--- START Data excerpts ---

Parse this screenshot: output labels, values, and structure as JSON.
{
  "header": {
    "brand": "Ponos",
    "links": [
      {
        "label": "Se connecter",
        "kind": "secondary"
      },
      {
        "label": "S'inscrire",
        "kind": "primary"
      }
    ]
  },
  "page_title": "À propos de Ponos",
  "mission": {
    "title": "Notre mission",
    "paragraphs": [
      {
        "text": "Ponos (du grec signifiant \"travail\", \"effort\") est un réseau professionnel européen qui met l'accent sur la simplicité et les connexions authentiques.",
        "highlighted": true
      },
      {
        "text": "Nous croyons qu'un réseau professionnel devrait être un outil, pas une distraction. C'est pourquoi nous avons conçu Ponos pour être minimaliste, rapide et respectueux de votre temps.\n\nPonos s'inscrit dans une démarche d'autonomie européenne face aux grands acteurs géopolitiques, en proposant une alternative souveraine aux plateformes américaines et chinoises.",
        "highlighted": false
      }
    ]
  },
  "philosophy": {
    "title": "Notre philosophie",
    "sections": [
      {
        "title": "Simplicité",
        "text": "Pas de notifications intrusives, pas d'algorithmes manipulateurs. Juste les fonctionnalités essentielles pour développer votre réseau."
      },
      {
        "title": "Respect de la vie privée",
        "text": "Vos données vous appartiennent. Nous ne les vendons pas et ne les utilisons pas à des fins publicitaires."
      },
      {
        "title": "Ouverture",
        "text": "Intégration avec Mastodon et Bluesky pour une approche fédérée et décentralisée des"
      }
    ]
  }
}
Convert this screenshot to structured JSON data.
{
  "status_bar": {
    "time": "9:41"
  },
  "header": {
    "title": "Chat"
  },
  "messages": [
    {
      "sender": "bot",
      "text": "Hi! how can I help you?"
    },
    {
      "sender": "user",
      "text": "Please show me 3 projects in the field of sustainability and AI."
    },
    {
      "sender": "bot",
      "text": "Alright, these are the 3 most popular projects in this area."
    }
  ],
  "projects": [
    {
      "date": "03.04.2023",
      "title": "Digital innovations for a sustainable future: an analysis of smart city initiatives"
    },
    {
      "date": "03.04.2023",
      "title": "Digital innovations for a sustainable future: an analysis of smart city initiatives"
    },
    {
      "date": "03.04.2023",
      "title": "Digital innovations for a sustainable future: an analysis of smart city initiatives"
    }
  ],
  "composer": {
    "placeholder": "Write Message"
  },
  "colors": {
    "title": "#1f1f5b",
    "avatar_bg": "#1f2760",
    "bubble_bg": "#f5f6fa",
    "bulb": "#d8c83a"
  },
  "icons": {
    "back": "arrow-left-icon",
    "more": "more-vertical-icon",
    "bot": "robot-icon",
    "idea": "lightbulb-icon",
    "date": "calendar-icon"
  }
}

--- END Data excerpts ---

_Instruction_: Restate the listing in full, word for word.

_Final result_:
Parse this screenshot: output labels, values, and structure as JSON.
{
  "header": {
    "brand": "Ponos",
    "links": [
      {
        "label": "Se connecter",
        "kind": "secondary"
      },
      {
        "label": "S'inscrire",
        "kind": "primary"
      }
    ]
  },
  "page_title": "À propos de Ponos",
  "mission": {
    "title": "Notre mission",
    "paragraphs": [
      {
        "text": "Ponos (du grec signifiant \"travail\", \"effort\") est un réseau professionnel européen qui met l'accent sur la simplicité et les connexions authentiques.",
        "highlighted": true
      },
      {
        "text": "Nous croyons qu'un réseau professionnel devrait être un outil, pas une distraction. C'est pourquoi nous avons conçu Ponos pour être minimaliste, rapide et respectueux de votre temps.\n\nPonos s'inscrit dans une démarche d'autonomie européenne face aux grands acteurs géopolitiques, en proposant une alternative souveraine aux plateformes américaines et chinoises.",
        "highlighted": false
      }
    ]
  },
  "philosophy": {
    "title": "Notre philosophie",
    "sections": [
      {
        "title": "Simplicité",
        "text": "Pas de notifications intrusives, pas d'algorithmes manipulateurs. Juste les fonctionnalités essentielles pour développer votre réseau."
      },
      {
        "title": "Respect de la vie privée",
        "text": "Vos données vous appartiennent. Nous ne les vendons pas et ne les utilisons pas à des fins publicitaires."
      },
      {
        "title": "Ouverture",
        "text": "Intégration avec Mastodon et Bluesky pour une approche fédérée et décentralisée des"
      }
    ]
  }
}
Convert this screenshot to structured JSON data.
{
  "status_bar": {
    "time": "9:41"
  },
  "header": {
    "title": "Chat"
  },
  "messages": [
    {
      "sender": "bot",
      "text": "Hi! how can I help you?"
    },
    {
      "sender": "user",
      "text": "Please show me 3 projects in the field of sustainability and AI."
    },
    {
      "sender": "bot",
      "text": "Alright, these are the 3 most popular projects in this area."
    }
  ],
  "projects": [
    {
      "date": "03.04.2023",
      "title": "Digital innovations for a sustainable future: an analysis of smart city initiatives"
    },
    {
      "date": "03.04.2023",
      "title": "Digital innovations for a sustainable future: an analysis of smart city initiatives"
    },
    {
      "date": "03.04.2023",
      "title": "Digital innovations for a sustainable future: an analysis of smart city initiatives"
    }
  ],
  "composer": {
    "placeholder": "Write Message"
  },
  "colors": {
    "title": "#1f1f5b",
    "avatar_bg": "#1f2760",
    "bubble_bg": "#f5f6fa",
    "bulb": "#d8c83a"
  },
  "icons": {
    "back": "arrow-left-icon",
    "more": "more-vertical-icon",
    "bot": "robot-icon",
    "idea": "lightbulb-icon",
    "date": "calendar-icon"
  }
}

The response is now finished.